Locate each line containing the string "through" and copy it out.

◆ **Dataset records**
# # # # #
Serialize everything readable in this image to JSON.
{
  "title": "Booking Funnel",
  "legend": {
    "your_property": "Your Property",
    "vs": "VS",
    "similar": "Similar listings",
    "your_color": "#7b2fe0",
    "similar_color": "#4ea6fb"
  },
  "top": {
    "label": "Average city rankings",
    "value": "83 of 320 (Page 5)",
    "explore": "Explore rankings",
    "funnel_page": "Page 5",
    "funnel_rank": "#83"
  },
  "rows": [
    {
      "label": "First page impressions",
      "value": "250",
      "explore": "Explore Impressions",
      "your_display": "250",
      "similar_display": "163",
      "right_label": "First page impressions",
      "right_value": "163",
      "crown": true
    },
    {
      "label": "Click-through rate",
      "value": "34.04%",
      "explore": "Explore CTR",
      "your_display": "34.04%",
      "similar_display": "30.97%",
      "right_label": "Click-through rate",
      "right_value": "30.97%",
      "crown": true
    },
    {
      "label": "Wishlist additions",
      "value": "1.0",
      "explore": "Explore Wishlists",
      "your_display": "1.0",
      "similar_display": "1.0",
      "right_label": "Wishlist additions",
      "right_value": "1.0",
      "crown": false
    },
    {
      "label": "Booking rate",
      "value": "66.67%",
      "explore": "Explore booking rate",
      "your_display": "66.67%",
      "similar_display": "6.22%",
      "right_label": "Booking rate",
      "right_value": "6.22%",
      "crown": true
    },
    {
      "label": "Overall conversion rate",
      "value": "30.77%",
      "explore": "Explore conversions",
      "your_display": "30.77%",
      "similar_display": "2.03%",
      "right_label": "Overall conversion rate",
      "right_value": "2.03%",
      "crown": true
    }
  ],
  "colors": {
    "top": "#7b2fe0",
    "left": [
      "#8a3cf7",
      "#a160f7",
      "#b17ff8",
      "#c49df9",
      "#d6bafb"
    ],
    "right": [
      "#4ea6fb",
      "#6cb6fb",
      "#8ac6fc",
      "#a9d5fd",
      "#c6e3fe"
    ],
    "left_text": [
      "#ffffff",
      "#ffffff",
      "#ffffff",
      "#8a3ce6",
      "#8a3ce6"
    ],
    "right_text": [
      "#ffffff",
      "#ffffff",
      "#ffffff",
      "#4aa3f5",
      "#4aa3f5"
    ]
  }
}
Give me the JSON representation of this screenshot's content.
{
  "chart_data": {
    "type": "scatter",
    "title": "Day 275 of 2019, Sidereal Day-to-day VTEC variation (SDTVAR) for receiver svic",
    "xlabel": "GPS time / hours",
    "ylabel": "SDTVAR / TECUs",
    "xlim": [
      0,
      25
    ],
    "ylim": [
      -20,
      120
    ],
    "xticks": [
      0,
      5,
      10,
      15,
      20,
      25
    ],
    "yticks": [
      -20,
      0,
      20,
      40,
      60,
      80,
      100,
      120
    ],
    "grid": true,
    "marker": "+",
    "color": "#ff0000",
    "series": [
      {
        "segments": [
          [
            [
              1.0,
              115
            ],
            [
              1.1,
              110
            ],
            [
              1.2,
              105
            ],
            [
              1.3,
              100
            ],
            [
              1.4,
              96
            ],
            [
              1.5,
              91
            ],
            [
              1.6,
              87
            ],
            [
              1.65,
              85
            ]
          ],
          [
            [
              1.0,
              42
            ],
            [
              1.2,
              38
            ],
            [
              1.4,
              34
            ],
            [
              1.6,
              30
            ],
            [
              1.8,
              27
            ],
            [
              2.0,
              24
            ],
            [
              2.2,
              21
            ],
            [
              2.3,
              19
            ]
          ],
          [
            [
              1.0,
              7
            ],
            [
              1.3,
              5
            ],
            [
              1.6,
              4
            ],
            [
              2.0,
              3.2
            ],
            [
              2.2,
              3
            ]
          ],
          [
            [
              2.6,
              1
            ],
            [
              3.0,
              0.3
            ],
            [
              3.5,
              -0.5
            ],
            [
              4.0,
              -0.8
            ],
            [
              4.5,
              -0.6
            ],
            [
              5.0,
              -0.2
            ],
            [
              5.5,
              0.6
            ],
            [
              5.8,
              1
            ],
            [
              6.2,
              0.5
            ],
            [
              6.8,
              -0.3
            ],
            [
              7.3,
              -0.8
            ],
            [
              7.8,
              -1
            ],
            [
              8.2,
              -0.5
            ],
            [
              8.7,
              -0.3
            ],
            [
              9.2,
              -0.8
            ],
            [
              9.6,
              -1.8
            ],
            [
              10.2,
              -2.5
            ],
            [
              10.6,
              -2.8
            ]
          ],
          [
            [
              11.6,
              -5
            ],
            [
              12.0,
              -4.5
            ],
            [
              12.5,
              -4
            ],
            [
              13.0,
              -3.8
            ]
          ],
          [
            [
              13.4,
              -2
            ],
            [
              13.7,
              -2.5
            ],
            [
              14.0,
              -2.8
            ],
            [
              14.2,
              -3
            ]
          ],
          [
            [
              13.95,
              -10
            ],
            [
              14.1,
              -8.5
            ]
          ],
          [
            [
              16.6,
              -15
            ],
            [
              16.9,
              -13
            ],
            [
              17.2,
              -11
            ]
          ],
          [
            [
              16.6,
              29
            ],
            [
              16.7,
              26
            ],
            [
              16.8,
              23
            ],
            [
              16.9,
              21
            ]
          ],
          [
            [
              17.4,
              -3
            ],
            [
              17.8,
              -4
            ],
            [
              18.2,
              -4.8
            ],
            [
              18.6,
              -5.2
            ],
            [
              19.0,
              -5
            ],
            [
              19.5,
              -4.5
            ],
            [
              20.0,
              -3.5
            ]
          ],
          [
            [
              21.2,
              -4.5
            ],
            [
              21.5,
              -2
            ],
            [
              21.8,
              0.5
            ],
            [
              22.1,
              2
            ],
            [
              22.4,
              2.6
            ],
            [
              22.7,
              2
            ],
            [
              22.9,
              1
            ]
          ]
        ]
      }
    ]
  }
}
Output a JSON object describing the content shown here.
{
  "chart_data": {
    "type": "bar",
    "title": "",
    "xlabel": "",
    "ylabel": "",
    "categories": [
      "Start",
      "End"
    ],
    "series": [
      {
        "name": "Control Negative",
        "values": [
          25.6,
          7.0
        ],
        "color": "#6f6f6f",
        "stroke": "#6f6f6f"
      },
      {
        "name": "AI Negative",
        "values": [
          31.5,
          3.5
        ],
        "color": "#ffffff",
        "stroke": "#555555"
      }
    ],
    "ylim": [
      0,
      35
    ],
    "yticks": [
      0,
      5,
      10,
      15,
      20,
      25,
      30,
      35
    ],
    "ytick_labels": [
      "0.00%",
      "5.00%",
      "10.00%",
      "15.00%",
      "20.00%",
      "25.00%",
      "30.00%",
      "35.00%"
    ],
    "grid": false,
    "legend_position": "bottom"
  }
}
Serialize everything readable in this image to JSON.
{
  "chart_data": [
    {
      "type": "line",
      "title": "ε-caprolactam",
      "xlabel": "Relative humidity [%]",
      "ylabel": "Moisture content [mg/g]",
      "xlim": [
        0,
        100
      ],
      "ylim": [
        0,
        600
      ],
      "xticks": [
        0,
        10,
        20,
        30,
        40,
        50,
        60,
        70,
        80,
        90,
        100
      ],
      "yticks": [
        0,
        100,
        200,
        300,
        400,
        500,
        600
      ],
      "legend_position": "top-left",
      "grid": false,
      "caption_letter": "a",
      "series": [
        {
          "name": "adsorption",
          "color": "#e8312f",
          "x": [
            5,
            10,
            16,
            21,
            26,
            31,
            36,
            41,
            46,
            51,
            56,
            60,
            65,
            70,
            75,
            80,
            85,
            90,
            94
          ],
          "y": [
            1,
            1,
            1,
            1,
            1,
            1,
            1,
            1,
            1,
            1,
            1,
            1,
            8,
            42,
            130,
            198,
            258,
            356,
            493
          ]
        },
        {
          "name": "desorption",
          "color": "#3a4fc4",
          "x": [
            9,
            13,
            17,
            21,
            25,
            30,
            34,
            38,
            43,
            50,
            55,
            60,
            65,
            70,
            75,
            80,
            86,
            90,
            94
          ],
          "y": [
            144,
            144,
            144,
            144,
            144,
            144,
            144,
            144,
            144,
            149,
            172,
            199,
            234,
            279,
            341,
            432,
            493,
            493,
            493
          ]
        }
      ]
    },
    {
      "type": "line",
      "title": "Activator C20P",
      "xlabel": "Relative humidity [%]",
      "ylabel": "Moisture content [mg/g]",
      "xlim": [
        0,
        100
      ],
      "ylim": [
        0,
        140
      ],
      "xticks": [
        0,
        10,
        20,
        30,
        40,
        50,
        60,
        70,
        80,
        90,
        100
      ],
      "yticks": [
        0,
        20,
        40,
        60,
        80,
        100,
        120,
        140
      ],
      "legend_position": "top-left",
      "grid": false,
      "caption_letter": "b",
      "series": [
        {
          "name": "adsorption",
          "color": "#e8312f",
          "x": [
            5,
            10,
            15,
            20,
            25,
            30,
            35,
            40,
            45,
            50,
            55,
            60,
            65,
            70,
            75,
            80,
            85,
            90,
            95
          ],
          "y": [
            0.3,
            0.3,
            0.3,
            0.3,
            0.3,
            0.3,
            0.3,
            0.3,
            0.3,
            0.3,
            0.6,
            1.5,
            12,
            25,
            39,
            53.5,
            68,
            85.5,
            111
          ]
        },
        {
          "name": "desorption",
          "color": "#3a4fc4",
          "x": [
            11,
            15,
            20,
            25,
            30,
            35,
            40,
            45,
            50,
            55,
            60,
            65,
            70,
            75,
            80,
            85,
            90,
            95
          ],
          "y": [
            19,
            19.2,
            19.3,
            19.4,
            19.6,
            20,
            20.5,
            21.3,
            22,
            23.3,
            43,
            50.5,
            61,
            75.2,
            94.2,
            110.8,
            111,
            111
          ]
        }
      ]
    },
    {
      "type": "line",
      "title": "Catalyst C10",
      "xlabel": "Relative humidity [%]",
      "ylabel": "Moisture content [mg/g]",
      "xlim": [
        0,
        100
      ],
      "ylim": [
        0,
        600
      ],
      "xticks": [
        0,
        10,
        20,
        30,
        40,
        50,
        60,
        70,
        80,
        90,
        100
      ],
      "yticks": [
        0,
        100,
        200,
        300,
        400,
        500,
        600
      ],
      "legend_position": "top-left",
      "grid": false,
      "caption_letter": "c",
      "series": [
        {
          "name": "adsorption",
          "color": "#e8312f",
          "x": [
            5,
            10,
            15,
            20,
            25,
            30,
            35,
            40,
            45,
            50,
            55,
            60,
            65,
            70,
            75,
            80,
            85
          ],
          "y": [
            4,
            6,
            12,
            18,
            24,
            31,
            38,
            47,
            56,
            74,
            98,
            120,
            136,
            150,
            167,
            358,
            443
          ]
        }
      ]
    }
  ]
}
# # # # #
◆ **Problem solution**
      "label": "Click-through rate",
      "right_label": "Click-through rate",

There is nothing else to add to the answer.